Material supplied:
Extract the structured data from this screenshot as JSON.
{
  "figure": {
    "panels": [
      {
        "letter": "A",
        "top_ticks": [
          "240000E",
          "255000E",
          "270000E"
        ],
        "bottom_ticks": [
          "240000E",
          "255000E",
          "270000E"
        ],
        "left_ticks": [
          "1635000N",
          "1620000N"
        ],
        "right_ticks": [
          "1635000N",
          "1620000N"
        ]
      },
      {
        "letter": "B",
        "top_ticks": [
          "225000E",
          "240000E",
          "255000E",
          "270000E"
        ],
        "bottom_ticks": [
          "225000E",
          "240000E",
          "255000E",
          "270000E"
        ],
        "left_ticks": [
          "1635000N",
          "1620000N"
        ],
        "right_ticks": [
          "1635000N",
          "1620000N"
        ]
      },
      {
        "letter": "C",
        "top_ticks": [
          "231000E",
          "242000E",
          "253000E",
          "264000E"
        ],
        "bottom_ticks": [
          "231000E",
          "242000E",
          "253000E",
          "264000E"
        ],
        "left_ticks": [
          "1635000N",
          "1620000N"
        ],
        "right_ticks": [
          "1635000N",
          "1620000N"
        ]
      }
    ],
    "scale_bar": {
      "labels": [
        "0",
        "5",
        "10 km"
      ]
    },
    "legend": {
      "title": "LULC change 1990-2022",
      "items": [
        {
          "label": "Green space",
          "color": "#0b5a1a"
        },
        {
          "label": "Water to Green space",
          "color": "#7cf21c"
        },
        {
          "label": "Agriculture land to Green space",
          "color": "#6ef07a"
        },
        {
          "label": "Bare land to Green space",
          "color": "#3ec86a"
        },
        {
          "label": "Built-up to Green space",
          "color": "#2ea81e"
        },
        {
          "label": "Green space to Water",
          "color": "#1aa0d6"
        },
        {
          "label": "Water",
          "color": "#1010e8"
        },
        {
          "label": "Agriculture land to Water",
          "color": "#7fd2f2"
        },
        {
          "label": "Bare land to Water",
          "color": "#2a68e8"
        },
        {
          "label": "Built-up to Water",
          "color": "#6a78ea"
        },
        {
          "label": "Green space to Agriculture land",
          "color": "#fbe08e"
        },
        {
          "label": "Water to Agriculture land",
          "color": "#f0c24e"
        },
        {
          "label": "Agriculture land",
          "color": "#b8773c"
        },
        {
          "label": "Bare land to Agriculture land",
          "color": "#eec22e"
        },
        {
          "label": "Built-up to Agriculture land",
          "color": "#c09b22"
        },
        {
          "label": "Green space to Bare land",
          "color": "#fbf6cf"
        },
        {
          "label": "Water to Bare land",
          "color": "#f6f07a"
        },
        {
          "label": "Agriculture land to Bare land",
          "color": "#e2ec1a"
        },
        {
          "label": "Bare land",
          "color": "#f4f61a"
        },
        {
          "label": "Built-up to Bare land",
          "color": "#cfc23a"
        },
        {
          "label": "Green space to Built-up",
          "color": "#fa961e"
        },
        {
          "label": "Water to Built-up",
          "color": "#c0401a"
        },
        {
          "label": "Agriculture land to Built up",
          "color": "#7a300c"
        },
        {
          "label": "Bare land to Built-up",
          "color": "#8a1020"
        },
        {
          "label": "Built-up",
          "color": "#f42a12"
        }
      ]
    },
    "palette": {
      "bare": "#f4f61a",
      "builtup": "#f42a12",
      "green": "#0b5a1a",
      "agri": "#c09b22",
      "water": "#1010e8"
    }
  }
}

Given exercise: Above are the records; copy all of them exactly.

Exercise response:
Extract the structured data from this screenshot as JSON.
{
  "figure": {
    "panels": [
      {
        "letter": "A",
        "top_ticks": [
          "240000E",
          "255000E",
          "270000E"
        ],
        "bottom_ticks": [
          "240000E",
          "255000E",
          "270000E"
        ],
        "left_ticks": [
          "1635000N",
          "1620000N"
        ],
        "right_ticks": [
          "1635000N",
          "1620000N"
        ]
      },
      {
        "letter": "B",
        "top_ticks": [
          "225000E",
          "240000E",
          "255000E",
          "270000E"
        ],
        "bottom_ticks": [
          "225000E",
          "240000E",
          "255000E",
          "270000E"
        ],
        "left_ticks": [
          "1635000N",
          "1620000N"
        ],
        "right_ticks": [
          "1635000N",
          "1620000N"
        ]
      },
      {
        "letter": "C",
        "top_ticks": [
          "231000E",
          "242000E",
          "253000E",
          "264000E"
        ],
        "bottom_ticks": [
          "231000E",
          "242000E",
          "253000E",
          "264000E"
        ],
        "left_ticks": [
          "1635000N",
          "1620000N"
        ],
        "right_ticks": [
          "1635000N",
          "1620000N"
        ]
      }
    ],
    "scale_bar": {
      "labels": [
        "0",
        "5",
        "10 km"
      ]
    },
    "legend": {
      "title": "LULC change 1990-2022",
      "items": [
        {
          "label": "Green space",
          "color": "#0b5a1a"
        },
        {
          "label": "Water to Green space",
          "color": "#7cf21c"
        },
        {
          "label": "Agriculture land to Green space",
          "color": "#6ef07a"
        },
        {
          "label": "Bare land to Green space",
          "color": "#3ec86a"
        },
        {
          "label": "Built-up to Green space",
          "color": "#2ea81e"
        },
        {
          "label": "Green space to Water",
          "color": "#1aa0d6"
        },
        {
          "label": "Water",
          "color": "#1010e8"
        },
        {
          "label": "Agriculture land to Water",
          "color": "#7fd2f2"
        },
        {
          "label": "Bare land to Water",
          "color": "#2a68e8"
        },
        {
          "label": "Built-up to Water",
          "color": "#6a78ea"
        },
        {
          "label": "Green space to Agriculture land",
          "color": "#fbe08e"
        },
        {
          "label": "Water to Agriculture land",
          "color": "#f0c24e"
        },
        {
          "label": "Agriculture land",
          "color": "#b8773c"
        },
        {
          "label": "Bare land to Agriculture land",
          "color": "#eec22e"
        },
        {
          "label": "Built-up to Agriculture land",
          "color": "#c09b22"
        },
        {
          "label": "Green space to Bare land",
          "color": "#fbf6cf"
        },
        {
          "label": "Water to Bare land",
          "color": "#f6f07a"
        },
        {
          "label": "Agriculture land to Bare land",
          "color": "#e2ec1a"
        },
        {
          "label": "Bare land",
          "color": "#f4f61a"
        },
        {
          "label": "Built-up to Bare land",
          "color": "#cfc23a"
        },
        {
          "label": "Green space to Built-up",
          "color": "#fa961e"
        },
        {
          "label": "Water to Built-up",
          "color": "#c0401a"
        },
        {
          "label": "Agriculture land to Built up",
          "color": "#7a300c"
        },
        {
          "label": "Bare land to Built-up",
          "color": "#8a1020"
        },
        {
          "label": "Built-up",
          "color": "#f42a12"
        }
      ]
    },
    "palette": {
      "bare": "#f4f61a",
      "builtup": "#f42a12",
      "green": "#0b5a1a",
      "agri": "#c09b22",
      "water": "#1010e8"
    }
  }
}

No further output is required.